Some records
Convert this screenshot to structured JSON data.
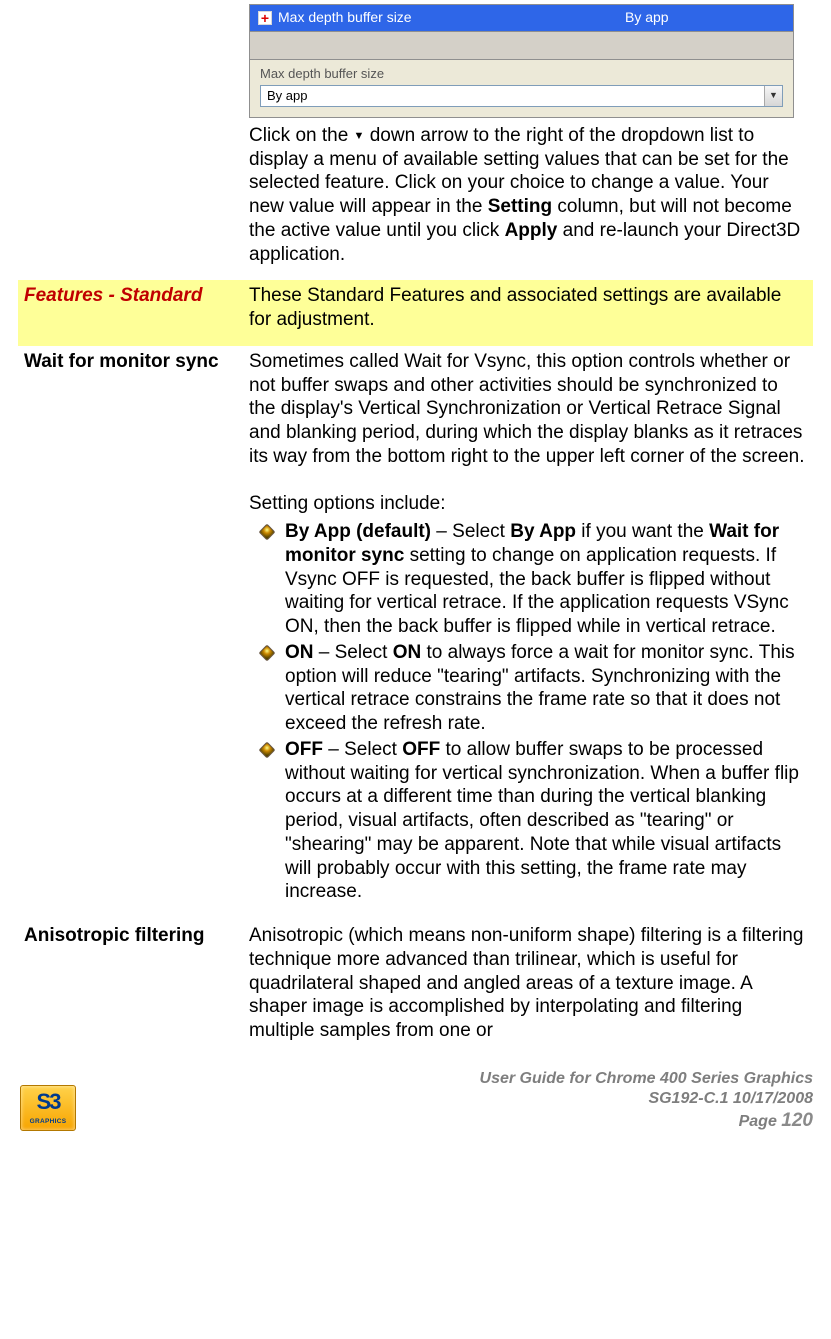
{
  "screenshot": {
    "selected_row": {
      "plus_glyph": "+",
      "label": "Max depth buffer size",
      "value": "By app",
      "bg_color": "#2e66e8"
    },
    "region": {
      "label": "Max depth buffer size"
    },
    "dropdown": {
      "text": "By app",
      "arrow_glyph": "▼"
    }
  },
  "row_intro": {
    "text_parts": {
      "p1": "Click on the ",
      "arrow_glyph": "▼",
      "p2": " down arrow to the right of the dropdown list to display a menu of available setting values that can be set for the selected feature. Click on your choice to change a value. Your new value will appear in the ",
      "b1": "Setting",
      "p3": " column, but will not become the active value until you click ",
      "b2": "Apply",
      "p4": " and re-launch your Direct3D application."
    }
  },
  "row_features": {
    "label": "Features - Standard",
    "text": "These Standard Features and associated settings are available for adjustment.",
    "highlight_bg": "#feff98",
    "label_color": "#c00000"
  },
  "row_wait": {
    "label": "Wait for monitor sync",
    "para1": "Sometimes called Wait for Vsync, this option controls whether or not buffer swaps and other activities should be synchronized to the display's Vertical Synchronization or Vertical Retrace Signal and blanking period, during which the display blanks as it retraces its way from the bottom right to the upper left corner of the screen.",
    "para2": "Setting options include:",
    "options": {
      "byapp": {
        "b1": "By App (default)",
        "t1": " – Select ",
        "b2": "By App",
        "t2": " if you want the ",
        "b3": "Wait for monitor sync",
        "t3": " setting to change on application requests. If Vsync OFF is requested, the back buffer is flipped without waiting for vertical retrace. If the application requests VSync ON, then the back buffer is flipped while in vertical retrace."
      },
      "on": {
        "b1": "ON",
        "t1": " – Select ",
        "b2": "ON",
        "t2": " to always force a wait for monitor sync. This option will reduce \"tearing\" artifacts. Synchronizing with the vertical retrace constrains the frame rate so that it does not exceed the refresh rate."
      },
      "off": {
        "b1": "OFF",
        "t1": " – Select ",
        "b2": "OFF",
        "t2": " to allow buffer swaps to be processed without waiting for vertical synchronization. When a buffer flip occurs at a different time than during the vertical blanking period, visual artifacts, often described as \"tearing\" or \"shearing\" may be apparent. Note that while visual artifacts will probably occur with this setting, the frame rate may increase."
      }
    }
  },
  "row_aniso": {
    "label": "Anisotropic filtering",
    "text": "Anisotropic (which means non-uniform shape) filtering is a filtering technique more advanced than trilinear, which is useful for quadrilateral shaped and angled areas of a texture image. A shaper image is accomplished by interpolating and filtering multiple samples from one or"
  },
  "footer": {
    "logo": {
      "main": "S3",
      "sub": "GRAPHICS"
    },
    "line1": "User Guide for Chrome 400 Series Graphics",
    "line2": "SG192-C.1   10/17/2008",
    "page_label": "Page ",
    "page_num": "120"
  }
}
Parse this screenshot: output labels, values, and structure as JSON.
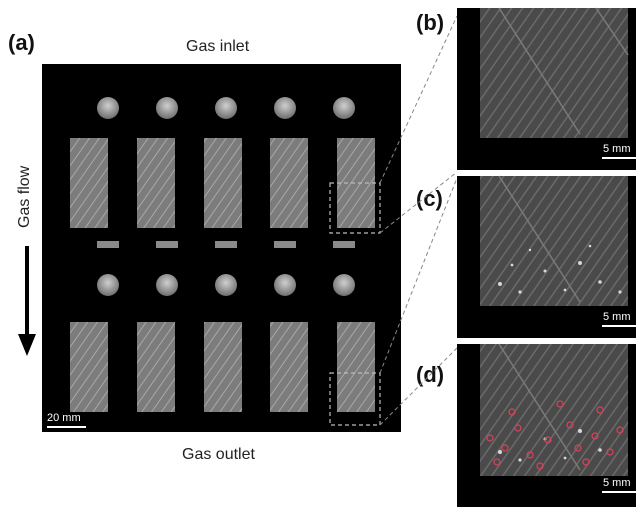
{
  "panels": {
    "a": "(a)",
    "b": "(b)",
    "c": "(c)",
    "d": "(d)"
  },
  "main": {
    "inlet_label": "Gas inlet",
    "outlet_label": "Gas outlet",
    "flow_label": "Gas flow",
    "scale_label": "20 mm"
  },
  "insets": {
    "scale_label": "5 mm"
  },
  "colors": {
    "background": "#000000",
    "sample": "#8a8a8a",
    "droplet_marker": "#e0405a"
  }
}
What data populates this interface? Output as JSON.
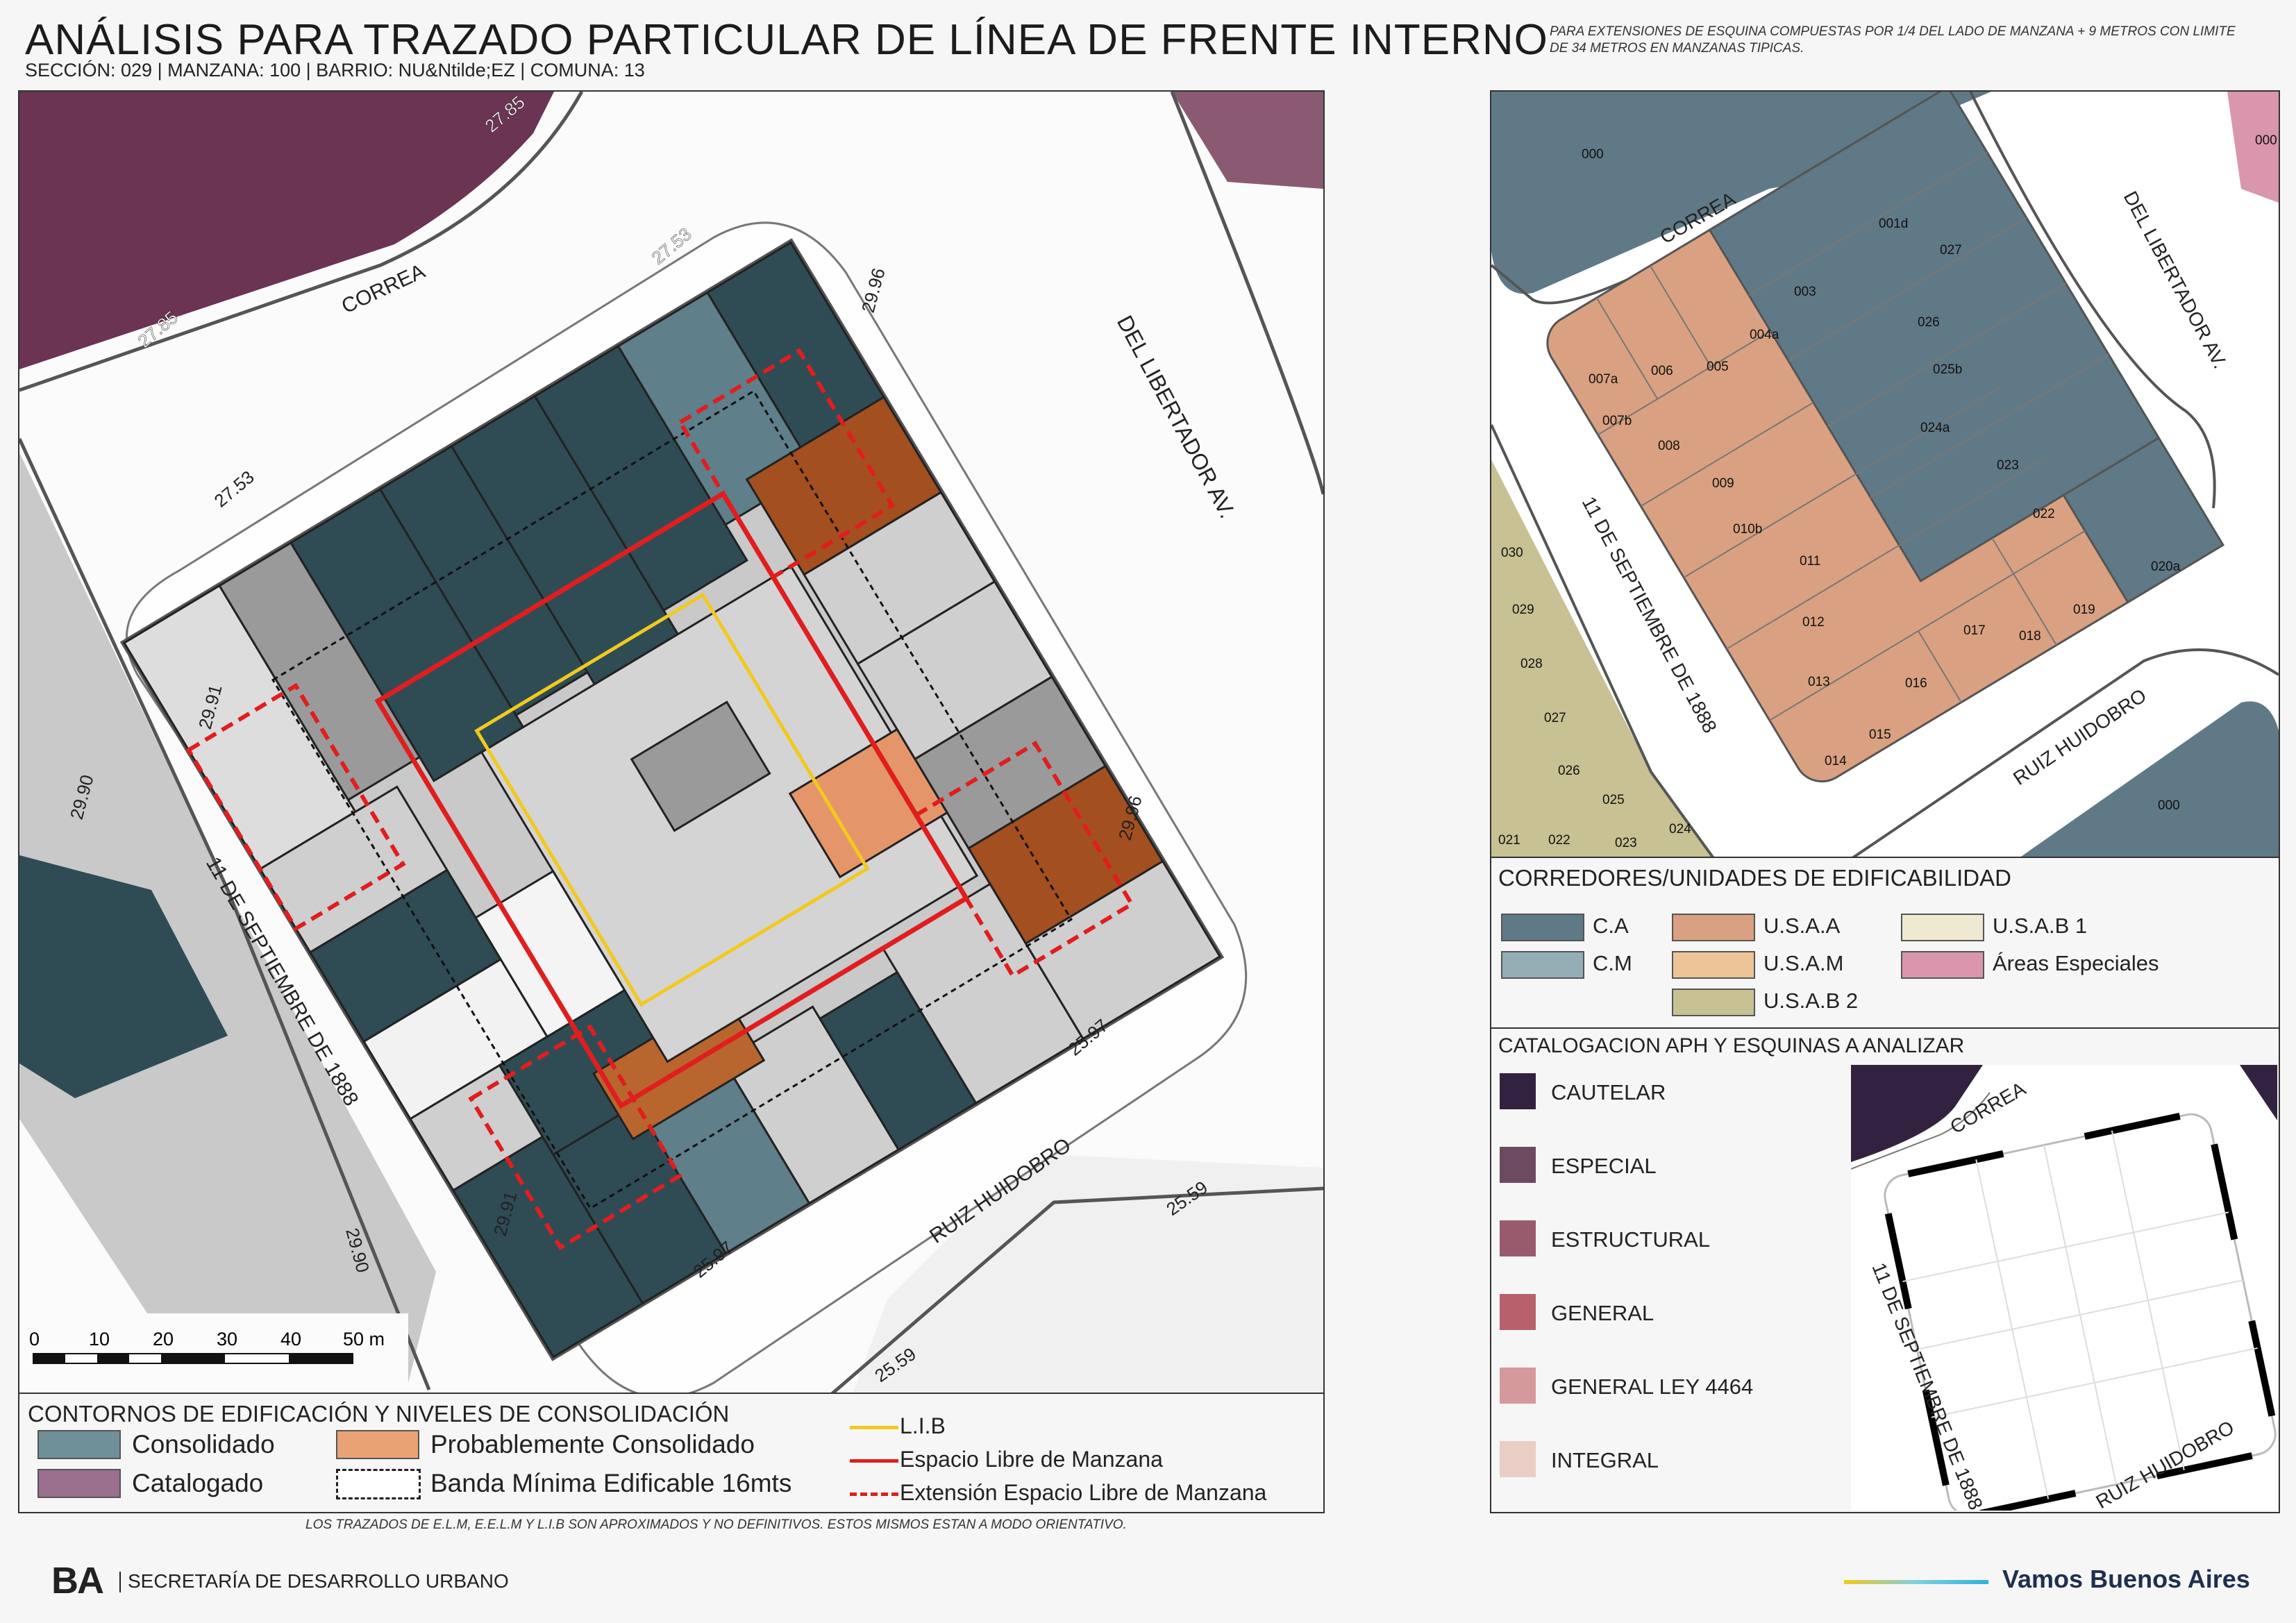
{
  "header": {
    "title": "ANÁLISIS PARA TRAZADO PARTICULAR DE LÍNEA DE FRENTE INTERNO",
    "subtitle": "SECCIÓN: 029 |  MANZANA: 100 | BARRIO: NU&Ntilde;EZ | COMUNA: 13",
    "note": "PARA EXTENSIONES DE ESQUINA COMPUESTAS POR 1/4 DEL LADO DE MANZANA + 9 METROS CON LIMITE DE 34 METROS EN MANZANAS TIPICAS."
  },
  "main_map": {
    "streets": {
      "top": "CORREA",
      "right": "DEL LIBERTADOR AV.",
      "left": "11 DE SEPTIEMBRE DE 1888",
      "bottom": "RUIZ HUIDOBRO"
    },
    "heights": [
      "27.85",
      "27.85",
      "27.53",
      "27.53",
      "29.96",
      "29.96",
      "29.91",
      "29.91",
      "25.97",
      "25.97",
      "29.90",
      "29.90",
      "25.59",
      "25.59"
    ],
    "scale": {
      "ticks": [
        "0",
        "10",
        "20",
        "30",
        "40",
        "50 m"
      ]
    }
  },
  "parcel_map": {
    "streets": {
      "top": "CORREA",
      "right": "DEL LIBERTADOR AV.",
      "left": "11 DE SEPTIEMBRE DE 1888",
      "bottom": "RUIZ HUIDOBRO"
    },
    "parcels": [
      "000",
      "000",
      "000",
      "001d",
      "027",
      "003",
      "004a",
      "005",
      "006",
      "007a",
      "007b",
      "008",
      "009",
      "010b",
      "011",
      "012",
      "013",
      "014",
      "015",
      "016",
      "017",
      "018",
      "019",
      "020a",
      "022",
      "023",
      "024a",
      "025b",
      "026",
      "030",
      "029",
      "028",
      "027",
      "026",
      "025",
      "024",
      "023",
      "022",
      "021"
    ]
  },
  "legend_consolidacion": {
    "title": "CONTORNOS DE EDIFICACIÓN Y NIVELES DE CONSOLIDACIÓN",
    "items": [
      {
        "label": "Consolidado",
        "color": "#6f8f99"
      },
      {
        "label": "Probablemente Consolidado",
        "color": "#e9a274"
      },
      {
        "label": "Catalogado",
        "color": "#9b6f8e"
      },
      {
        "label": "Banda Mínima Edificable 16mts",
        "color": "#ffffff"
      }
    ],
    "lines": [
      {
        "label": "L.I.B",
        "color": "#f2c91d"
      },
      {
        "label": "Espacio Libre de Manzana",
        "color": "#e01e1e"
      },
      {
        "label": "Extensión Espacio Libre de Manzana",
        "color": "#e01e1e"
      }
    ]
  },
  "legend_corredores": {
    "title": "CORREDORES/UNIDADES DE EDIFICABILIDAD",
    "items": [
      {
        "label": "C.A",
        "color": "#607986"
      },
      {
        "label": "U.S.A.A",
        "color": "#d9a181"
      },
      {
        "label": "U.S.A.B 1",
        "color": "#efe9d2"
      },
      {
        "label": "C.M",
        "color": "#94aeb6"
      },
      {
        "label": "U.S.A.M",
        "color": "#ecc497"
      },
      {
        "label": "Áreas Especiales",
        "color": "#d996ac"
      },
      {
        "label": "U.S.A.B 2",
        "color": "#c7c193"
      }
    ]
  },
  "legend_catalogacion": {
    "title": "CATALOGACION APH Y ESQUINAS A ANALIZAR",
    "items": [
      {
        "label": "CAUTELAR",
        "color": "#33223f"
      },
      {
        "label": "ESPECIAL",
        "color": "#6e4a60"
      },
      {
        "label": "ESTRUCTURAL",
        "color": "#985a6c"
      },
      {
        "label": "GENERAL",
        "color": "#b9606d"
      },
      {
        "label": "GENERAL LEY 4464",
        "color": "#d5999b"
      },
      {
        "label": "INTEGRAL",
        "color": "#eacdc5"
      }
    ],
    "inset_streets": {
      "top": "CORREA",
      "left": "11 DE SEPTIEMBRE DE 1888",
      "bottom": "RUIZ HUIDOBRO"
    }
  },
  "footer": {
    "disclaimer": "LOS TRAZADOS DE E.L.M, E.E.L.M Y L.I.B SON APROXIMADOS Y NO DEFINITIVOS. ESTOS MISMOS ESTAN A MODO ORIENTATIVO.",
    "org": "SECRETARÍA DE DESARROLLO URBANO",
    "brand": "Vamos Buenos Aires",
    "logo": "BA"
  }
}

- **YOUR OBJECTIVE**
Within the listing above, find every line containing the string "values" and return it.

- **OUTPUT OF THE TASK**
      "p2": " down arrow to the right of the dropdown list to display a menu of available setting values that can be set for the selected feature. Click on your choice to change a value. Your new value will appear in the ",
Parse this screenshot: output labels, values, and structure as JSON.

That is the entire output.